** start MATERIAL SHOWN **

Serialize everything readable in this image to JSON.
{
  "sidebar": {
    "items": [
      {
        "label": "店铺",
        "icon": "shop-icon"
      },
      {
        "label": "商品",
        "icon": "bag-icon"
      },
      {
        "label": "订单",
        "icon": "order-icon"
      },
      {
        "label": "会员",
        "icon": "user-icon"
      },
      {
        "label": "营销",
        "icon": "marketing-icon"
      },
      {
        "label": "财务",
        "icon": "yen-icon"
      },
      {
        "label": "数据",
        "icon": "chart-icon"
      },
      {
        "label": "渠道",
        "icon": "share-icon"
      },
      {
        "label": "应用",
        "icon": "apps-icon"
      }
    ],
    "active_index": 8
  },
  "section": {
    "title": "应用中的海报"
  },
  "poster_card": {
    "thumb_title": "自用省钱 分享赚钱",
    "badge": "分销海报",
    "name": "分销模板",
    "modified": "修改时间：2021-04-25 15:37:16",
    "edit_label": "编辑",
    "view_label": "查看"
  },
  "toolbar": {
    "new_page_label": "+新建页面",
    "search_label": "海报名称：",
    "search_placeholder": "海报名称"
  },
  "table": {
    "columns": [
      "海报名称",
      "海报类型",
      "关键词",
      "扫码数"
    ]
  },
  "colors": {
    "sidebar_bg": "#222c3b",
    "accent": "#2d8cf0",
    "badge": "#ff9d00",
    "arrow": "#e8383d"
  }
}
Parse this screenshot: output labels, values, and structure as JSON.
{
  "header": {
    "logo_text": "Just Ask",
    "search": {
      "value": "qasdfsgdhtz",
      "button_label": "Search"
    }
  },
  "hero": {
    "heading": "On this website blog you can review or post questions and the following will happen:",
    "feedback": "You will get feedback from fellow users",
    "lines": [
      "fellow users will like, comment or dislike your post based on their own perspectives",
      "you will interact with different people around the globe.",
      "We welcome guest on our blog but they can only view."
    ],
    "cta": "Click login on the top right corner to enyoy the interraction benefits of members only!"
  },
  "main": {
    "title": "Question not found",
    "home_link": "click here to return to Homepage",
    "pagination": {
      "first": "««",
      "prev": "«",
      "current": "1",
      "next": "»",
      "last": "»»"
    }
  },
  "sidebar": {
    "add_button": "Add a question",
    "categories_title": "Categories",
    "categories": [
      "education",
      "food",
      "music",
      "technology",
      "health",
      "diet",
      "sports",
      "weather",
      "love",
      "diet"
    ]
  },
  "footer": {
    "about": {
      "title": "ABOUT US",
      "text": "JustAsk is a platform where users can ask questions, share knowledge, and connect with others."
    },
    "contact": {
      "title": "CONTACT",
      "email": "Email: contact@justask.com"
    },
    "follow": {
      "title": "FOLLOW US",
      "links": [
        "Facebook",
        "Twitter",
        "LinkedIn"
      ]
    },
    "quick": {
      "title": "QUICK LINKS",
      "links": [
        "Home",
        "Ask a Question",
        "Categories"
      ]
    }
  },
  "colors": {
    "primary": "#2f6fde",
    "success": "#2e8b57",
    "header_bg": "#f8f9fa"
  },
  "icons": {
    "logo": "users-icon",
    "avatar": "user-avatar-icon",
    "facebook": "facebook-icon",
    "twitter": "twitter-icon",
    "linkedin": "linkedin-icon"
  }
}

** end MATERIAL SHOWN **

→ **WHAT NEEDS TO BE DONE**: Write out every record shown above, word for word.

→ **ANSWER TO THIS EXERCISE**:
Serialize everything readable in this image to JSON.
{
  "sidebar": {
    "items": [
      {
        "label": "店铺",
        "icon": "shop-icon"
      },
      {
        "label": "商品",
        "icon": "bag-icon"
      },
      {
        "label": "订单",
        "icon": "order-icon"
      },
      {
        "label": "会员",
        "icon": "user-icon"
      },
      {
        "label": "营销",
        "icon": "marketing-icon"
      },
      {
        "label": "财务",
        "icon": "yen-icon"
      },
      {
        "label": "数据",
        "icon": "chart-icon"
      },
      {
        "label": "渠道",
        "icon": "share-icon"
      },
      {
        "label": "应用",
        "icon": "apps-icon"
      }
    ],
    "active_index": 8
  },
  "section": {
    "title": "应用中的海报"
  },
  "poster_card": {
    "thumb_title": "自用省钱 分享赚钱",
    "badge": "分销海报",
    "name": "分销模板",
    "modified": "修改时间：2021-04-25 15:37:16",
    "edit_label": "编辑",
    "view_label": "查看"
  },
  "toolbar": {
    "new_page_label": "+新建页面",
    "search_label": "海报名称：",
    "search_placeholder": "海报名称"
  },
  "table": {
    "columns": [
      "海报名称",
      "海报类型",
      "关键词",
      "扫码数"
    ]
  },
  "colors": {
    "sidebar_bg": "#222c3b",
    "accent": "#2d8cf0",
    "badge": "#ff9d00",
    "arrow": "#e8383d"
  }
}
Parse this screenshot: output labels, values, and structure as JSON.
{
  "header": {
    "logo_text": "Just Ask",
    "search": {
      "value": "qasdfsgdhtz",
      "button_label": "Search"
    }
  },
  "hero": {
    "heading": "On this website blog you can review or post questions and the following will happen:",
    "feedback": "You will get feedback from fellow users",
    "lines": [
      "fellow users will like, comment or dislike your post based on their own perspectives",
      "you will interact with different people around the globe.",
      "We welcome guest on our blog but they can only view."
    ],
    "cta": "Click login on the top right corner to enyoy the interraction benefits of members only!"
  },
  "main": {
    "title": "Question not found",
    "home_link": "click here to return to Homepage",
    "pagination": {
      "first": "««",
      "prev": "«",
      "current": "1",
      "next": "»",
      "last": "»»"
    }
  },
  "sidebar": {
    "add_button": "Add a question",
    "categories_title": "Categories",
    "categories": [
      "education",
      "food",
      "music",
      "technology",
      "health",
      "diet",
      "sports",
      "weather",
      "love",
      "diet"
    ]
  },
  "footer": {
    "about": {
      "title": "ABOUT US",
      "text": "JustAsk is a platform where users can ask questions, share knowledge, and connect with others."
    },
    "contact": {
      "title": "CONTACT",
      "email": "Email: contact@justask.com"
    },
    "follow": {
      "title": "FOLLOW US",
      "links": [
        "Facebook",
        "Twitter",
        "LinkedIn"
      ]
    },
    "quick": {
      "title": "QUICK LINKS",
      "links": [
        "Home",
        "Ask a Question",
        "Categories"
      ]
    }
  },
  "colors": {
    "primary": "#2f6fde",
    "success": "#2e8b57",
    "header_bg": "#f8f9fa"
  },
  "icons": {
    "logo": "users-icon",
    "avatar": "user-avatar-icon",
    "facebook": "facebook-icon",
    "twitter": "twitter-icon",
    "linkedin": "linkedin-icon"
  }
}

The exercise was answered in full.